A block of data:
⟨
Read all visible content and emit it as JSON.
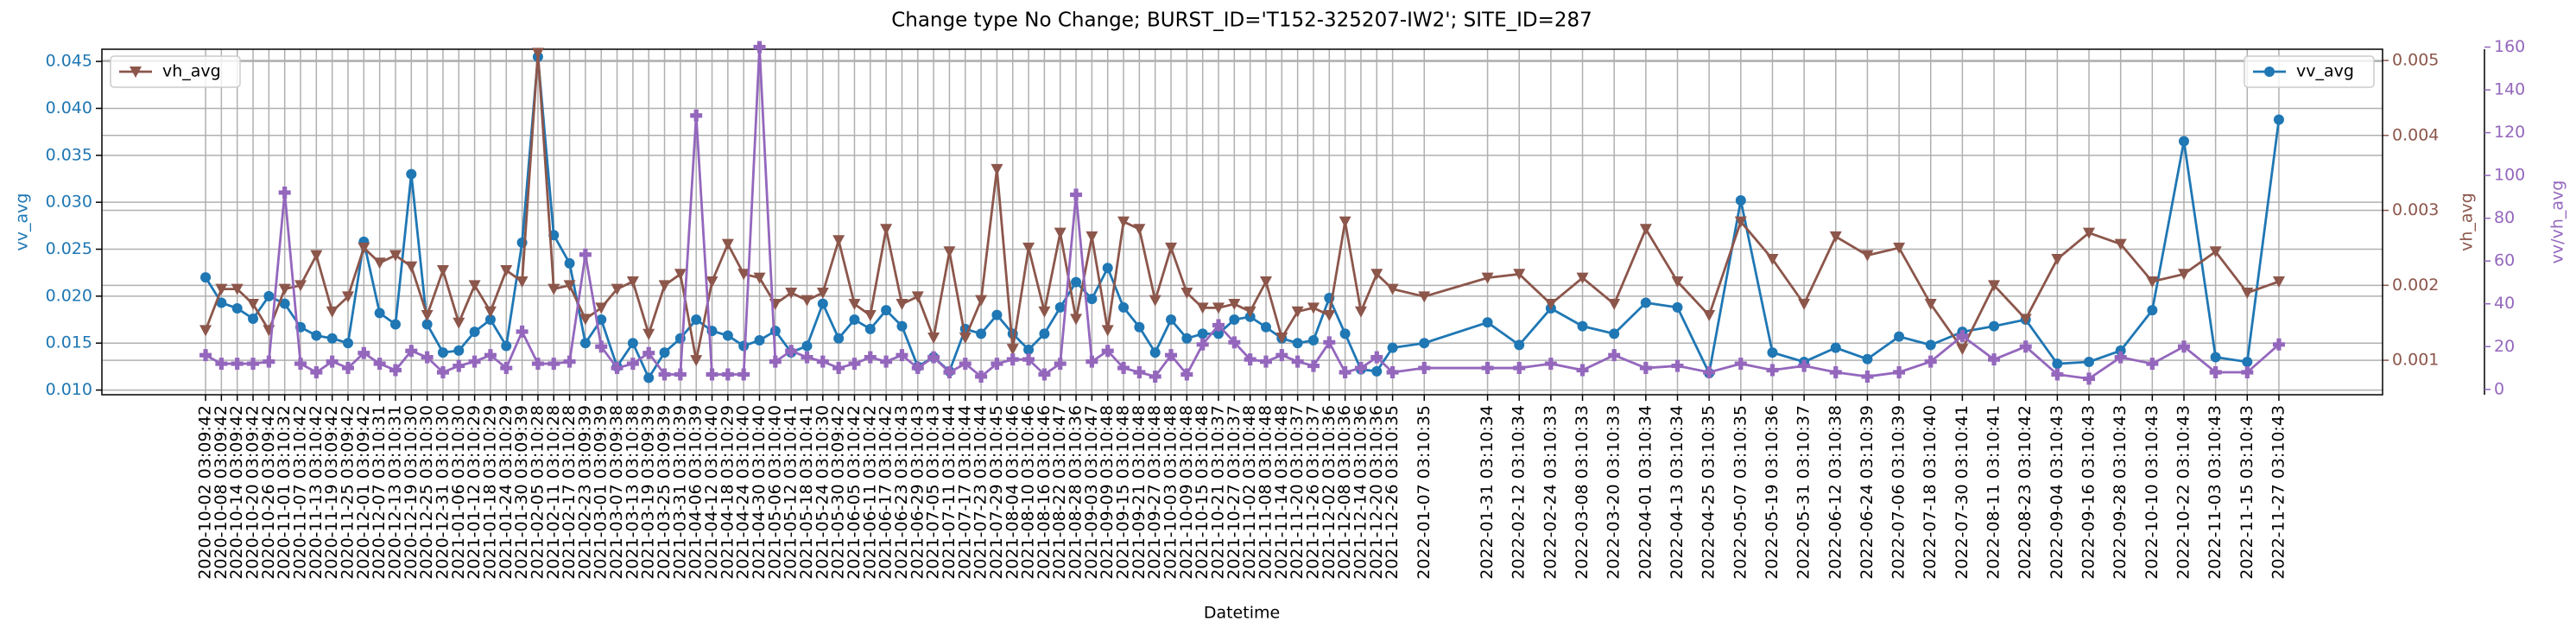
{
  "chart_data": {
    "type": "line",
    "title": "Change type No Change; BURST_ID='T152-325207-IW2'; SITE_ID=287",
    "xlabel": "Datetime",
    "ylabel": "vv_avg",
    "y2label": "vh_avg",
    "y3label": "vv/vh_avg",
    "grid": true,
    "x": [
      "2020-10-02 03:09:42",
      "2020-10-08 03:09:42",
      "2020-10-14 03:09:42",
      "2020-10-20 03:09:42",
      "2020-10-26 03:09:42",
      "2020-11-01 03:10:32",
      "2020-11-07 03:10:42",
      "2020-11-13 03:10:42",
      "2020-11-19 03:09:42",
      "2020-11-25 03:09:42",
      "2020-12-01 03:09:42",
      "2020-12-07 03:10:31",
      "2020-12-13 03:10:31",
      "2020-12-19 03:10:30",
      "2020-12-25 03:10:30",
      "2020-12-31 03:10:30",
      "2021-01-06 03:10:30",
      "2021-01-12 03:10:29",
      "2021-01-18 03:10:29",
      "2021-01-24 03:10:29",
      "2021-01-30 03:09:39",
      "2021-02-05 03:10:28",
      "2021-02-11 03:10:28",
      "2021-02-17 03:10:28",
      "2021-02-23 03:09:39",
      "2021-03-01 03:09:39",
      "2021-03-07 03:09:38",
      "2021-03-13 03:10:38",
      "2021-03-19 03:09:39",
      "2021-03-25 03:09:39",
      "2021-03-31 03:10:39",
      "2021-04-06 03:10:39",
      "2021-04-12 03:10:40",
      "2021-04-18 03:10:29",
      "2021-04-24 03:10:40",
      "2021-04-30 03:10:40",
      "2021-05-06 03:10:40",
      "2021-05-12 03:10:41",
      "2021-05-18 03:10:41",
      "2021-05-24 03:10:30",
      "2021-05-30 03:09:42",
      "2021-06-05 03:10:42",
      "2021-06-11 03:10:42",
      "2021-06-17 03:10:42",
      "2021-06-23 03:10:43",
      "2021-06-29 03:10:43",
      "2021-07-05 03:10:43",
      "2021-07-11 03:10:44",
      "2021-07-17 03:10:44",
      "2021-07-23 03:10:44",
      "2021-07-29 03:10:45",
      "2021-08-04 03:10:46",
      "2021-08-10 03:10:46",
      "2021-08-16 03:10:46",
      "2021-08-22 03:10:47",
      "2021-08-28 03:10:36",
      "2021-09-03 03:10:47",
      "2021-09-09 03:10:48",
      "2021-09-15 03:10:48",
      "2021-09-21 03:10:48",
      "2021-09-27 03:10:48",
      "2021-10-03 03:10:48",
      "2021-10-09 03:10:48",
      "2021-10-15 03:10:48",
      "2021-10-21 03:10:37",
      "2021-10-27 03:10:37",
      "2021-11-02 03:10:48",
      "2021-11-08 03:10:48",
      "2021-11-14 03:10:48",
      "2021-11-20 03:10:37",
      "2021-11-26 03:10:37",
      "2021-12-02 03:10:36",
      "2021-12-08 03:10:36",
      "2021-12-14 03:10:36",
      "2021-12-20 03:10:36",
      "2021-12-26 03:10:35",
      "2022-01-07 03:10:35",
      "2022-01-31 03:10:34",
      "2022-02-12 03:10:34",
      "2022-02-24 03:10:33",
      "2022-03-08 03:10:33",
      "2022-03-20 03:10:33",
      "2022-04-01 03:10:34",
      "2022-04-13 03:10:34",
      "2022-04-25 03:10:35",
      "2022-05-07 03:10:35",
      "2022-05-19 03:10:36",
      "2022-05-31 03:10:37",
      "2022-06-12 03:10:38",
      "2022-06-24 03:10:39",
      "2022-07-06 03:10:39",
      "2022-07-18 03:10:40",
      "2022-07-30 03:10:41",
      "2022-08-11 03:10:41",
      "2022-08-23 03:10:42",
      "2022-09-04 03:10:43",
      "2022-09-16 03:10:43",
      "2022-09-28 03:10:43",
      "2022-10-10 03:10:43",
      "2022-10-22 03:10:43",
      "2022-11-03 03:10:43",
      "2022-11-15 03:10:43",
      "2022-11-27 03:10:43"
    ],
    "ylim": [
      0.0095,
      0.0463
    ],
    "yticks": [
      {
        "value": 0.01,
        "label": "0.010"
      },
      {
        "value": 0.015,
        "label": "0.015"
      },
      {
        "value": 0.02,
        "label": "0.020"
      },
      {
        "value": 0.025,
        "label": "0.025"
      },
      {
        "value": 0.03,
        "label": "0.030"
      },
      {
        "value": 0.035,
        "label": "0.035"
      },
      {
        "value": 0.04,
        "label": "0.040"
      },
      {
        "value": 0.045,
        "label": "0.045"
      }
    ],
    "y2lim": [
      0.00054,
      0.00515
    ],
    "y2ticks": [
      0.001,
      0.002,
      0.003,
      0.004,
      0.005
    ],
    "y3lim": [
      -2.5,
      159
    ],
    "y3ticks": [
      0,
      20,
      40,
      60,
      80,
      100,
      120,
      140,
      160
    ],
    "series": [
      {
        "name": "vv_avg",
        "color": "#1f77b4",
        "marker": "o",
        "axis": "y",
        "legend": "upper right",
        "values": [
          0.022,
          0.0193,
          0.0187,
          0.0176,
          0.02,
          0.0192,
          0.0167,
          0.0158,
          0.0155,
          0.015,
          0.0258,
          0.0182,
          0.017,
          0.033,
          0.017,
          0.014,
          0.0142,
          0.0162,
          0.0175,
          0.0147,
          0.0257,
          0.0455,
          0.0265,
          0.0235,
          0.015,
          0.0175,
          0.0125,
          0.015,
          0.0113,
          0.014,
          0.0155,
          0.0175,
          0.0163,
          0.0158,
          0.0147,
          0.0153,
          0.0163,
          0.014,
          0.0147,
          0.0192,
          0.0155,
          0.0175,
          0.0165,
          0.0185,
          0.0168,
          0.0125,
          0.0135,
          0.012,
          0.0165,
          0.016,
          0.018,
          0.016,
          0.0143,
          0.016,
          0.0188,
          0.0215,
          0.0197,
          0.023,
          0.0188,
          0.0167,
          0.014,
          0.0175,
          0.0155,
          0.016,
          0.016,
          0.0175,
          0.0178,
          0.0167,
          0.0155,
          0.015,
          0.0153,
          0.0198,
          0.016,
          0.0122,
          0.012,
          0.0145,
          0.015,
          0.0172,
          0.0148,
          0.0187,
          0.0168,
          0.016,
          0.0193,
          0.0188,
          0.0118,
          0.0302,
          0.014,
          0.013,
          0.0145,
          0.0133,
          0.0157,
          0.0148,
          0.0162,
          0.0168,
          0.0175,
          0.0128,
          0.013,
          0.0142,
          0.0185,
          0.0365,
          0.0135,
          0.013,
          0.0388
        ]
      },
      {
        "name": "vh_avg",
        "color": "#8c564b",
        "marker": "v",
        "axis": "y2",
        "legend": "upper left",
        "values": [
          0.0014,
          0.00195,
          0.00195,
          0.00175,
          0.0014,
          0.00195,
          0.002,
          0.0024,
          0.00165,
          0.00185,
          0.0025,
          0.0023,
          0.0024,
          0.00225,
          0.0016,
          0.0022,
          0.0015,
          0.002,
          0.00165,
          0.0022,
          0.00205,
          0.0051,
          0.00195,
          0.002,
          0.00155,
          0.0017,
          0.00195,
          0.00205,
          0.00135,
          0.002,
          0.00215,
          0.001,
          0.00205,
          0.00255,
          0.00215,
          0.0021,
          0.00175,
          0.0019,
          0.0018,
          0.0019,
          0.0026,
          0.00175,
          0.0016,
          0.00275,
          0.00175,
          0.00185,
          0.0013,
          0.00245,
          0.0013,
          0.0018,
          0.00355,
          0.00115,
          0.0025,
          0.00165,
          0.0027,
          0.00155,
          0.00265,
          0.0014,
          0.00285,
          0.00275,
          0.0018,
          0.0025,
          0.0019,
          0.0017,
          0.0017,
          0.00175,
          0.00165,
          0.00205,
          0.0013,
          0.00165,
          0.0017,
          0.0016,
          0.00285,
          0.00165,
          0.00215,
          0.00195,
          0.00185,
          0.0021,
          0.00215,
          0.00175,
          0.0021,
          0.00175,
          0.00275,
          0.00205,
          0.0016,
          0.00285,
          0.00235,
          0.00175,
          0.00265,
          0.0024,
          0.0025,
          0.00175,
          0.00115,
          0.002,
          0.00155,
          0.00235,
          0.0027,
          0.00255,
          0.00205,
          0.00215,
          0.00245,
          0.0019,
          0.00205
        ]
      },
      {
        "name": "vv/vh_avg",
        "color": "#9467bd",
        "marker": "P",
        "axis": "y3",
        "values": [
          16,
          12,
          12,
          12,
          13,
          92,
          12,
          8,
          13,
          10,
          17,
          12,
          9,
          18,
          15,
          8,
          11,
          13,
          16,
          10,
          27,
          12,
          12,
          13,
          63,
          20,
          10,
          12,
          17,
          7,
          7,
          128,
          7,
          7,
          7,
          160,
          13,
          18,
          15,
          13,
          10,
          12,
          15,
          13,
          16,
          10,
          15,
          8,
          12,
          6,
          12,
          14,
          14,
          7,
          12,
          91,
          13,
          18,
          10,
          8,
          6,
          16,
          7,
          21,
          30,
          22,
          14,
          13,
          16,
          13,
          11,
          22,
          8,
          10,
          15,
          8,
          10,
          10,
          10,
          12,
          9,
          16,
          10,
          11,
          8,
          12,
          9,
          11,
          8,
          6,
          8,
          13,
          25,
          14,
          20,
          7,
          5,
          15,
          12,
          20,
          8,
          8,
          21
        ]
      }
    ]
  }
}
⟩
• [WHAT IS ASKED] Collect every line above that contains the word "upper".

• [RESPONSE TO THIS EXERCISE]
        "legend": "upper right",
        "legend": "upper left",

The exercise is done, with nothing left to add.